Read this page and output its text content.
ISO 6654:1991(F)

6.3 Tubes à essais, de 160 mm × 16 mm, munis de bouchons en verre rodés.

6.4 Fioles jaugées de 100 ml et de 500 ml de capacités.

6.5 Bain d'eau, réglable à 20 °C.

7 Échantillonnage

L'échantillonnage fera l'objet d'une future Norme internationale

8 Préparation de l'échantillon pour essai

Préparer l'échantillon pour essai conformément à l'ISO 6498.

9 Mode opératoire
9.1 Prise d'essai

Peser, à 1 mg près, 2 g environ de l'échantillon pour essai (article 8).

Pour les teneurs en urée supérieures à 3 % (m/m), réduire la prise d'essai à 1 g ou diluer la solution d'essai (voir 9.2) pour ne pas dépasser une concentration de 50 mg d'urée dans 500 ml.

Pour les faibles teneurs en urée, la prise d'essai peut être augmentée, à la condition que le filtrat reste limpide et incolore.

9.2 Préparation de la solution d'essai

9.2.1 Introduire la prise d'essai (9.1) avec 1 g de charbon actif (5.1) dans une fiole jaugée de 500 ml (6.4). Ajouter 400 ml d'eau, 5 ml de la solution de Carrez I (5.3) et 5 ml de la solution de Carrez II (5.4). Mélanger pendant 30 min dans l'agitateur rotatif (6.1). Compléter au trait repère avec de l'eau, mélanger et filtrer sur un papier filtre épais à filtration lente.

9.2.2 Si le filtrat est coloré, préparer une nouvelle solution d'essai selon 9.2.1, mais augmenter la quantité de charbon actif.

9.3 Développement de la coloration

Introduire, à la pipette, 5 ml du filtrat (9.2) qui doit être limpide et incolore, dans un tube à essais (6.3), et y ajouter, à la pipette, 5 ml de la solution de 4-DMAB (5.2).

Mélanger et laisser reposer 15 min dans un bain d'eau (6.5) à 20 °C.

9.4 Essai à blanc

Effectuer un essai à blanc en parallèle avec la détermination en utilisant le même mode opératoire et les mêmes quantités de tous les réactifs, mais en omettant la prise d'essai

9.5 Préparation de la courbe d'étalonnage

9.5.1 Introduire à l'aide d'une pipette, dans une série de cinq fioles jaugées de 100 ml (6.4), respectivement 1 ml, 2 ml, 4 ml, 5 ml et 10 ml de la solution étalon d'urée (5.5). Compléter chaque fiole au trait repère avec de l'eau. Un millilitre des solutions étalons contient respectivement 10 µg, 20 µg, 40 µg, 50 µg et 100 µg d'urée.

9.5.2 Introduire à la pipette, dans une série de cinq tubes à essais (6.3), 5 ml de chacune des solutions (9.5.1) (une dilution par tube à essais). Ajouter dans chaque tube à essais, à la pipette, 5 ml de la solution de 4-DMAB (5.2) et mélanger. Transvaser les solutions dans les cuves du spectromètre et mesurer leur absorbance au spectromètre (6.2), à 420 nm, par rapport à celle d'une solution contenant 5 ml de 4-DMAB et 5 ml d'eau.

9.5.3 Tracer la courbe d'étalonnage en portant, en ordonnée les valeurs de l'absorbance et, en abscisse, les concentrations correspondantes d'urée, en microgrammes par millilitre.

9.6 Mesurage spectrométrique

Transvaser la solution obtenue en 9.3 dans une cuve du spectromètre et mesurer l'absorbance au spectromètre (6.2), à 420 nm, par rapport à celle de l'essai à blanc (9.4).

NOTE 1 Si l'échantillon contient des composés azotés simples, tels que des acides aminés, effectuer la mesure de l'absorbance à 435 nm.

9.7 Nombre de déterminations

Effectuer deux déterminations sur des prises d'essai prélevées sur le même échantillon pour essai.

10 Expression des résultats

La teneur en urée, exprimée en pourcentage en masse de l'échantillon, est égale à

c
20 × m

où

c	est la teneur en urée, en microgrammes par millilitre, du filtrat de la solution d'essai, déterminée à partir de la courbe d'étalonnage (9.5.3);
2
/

WHAT IS ASKED: Pick out the lines that include the word "même" and write them out.

COMPLETED TASK:
Effectuer un essai à blanc en parallèle avec la détermination en utilisant le même mode opératoire et les mêmes quantités de tous les réactifs, mais en omettant la prise d'essai
Effectuer deux déterminations sur des prises d'essai prélevées sur le même échantillon pour essai.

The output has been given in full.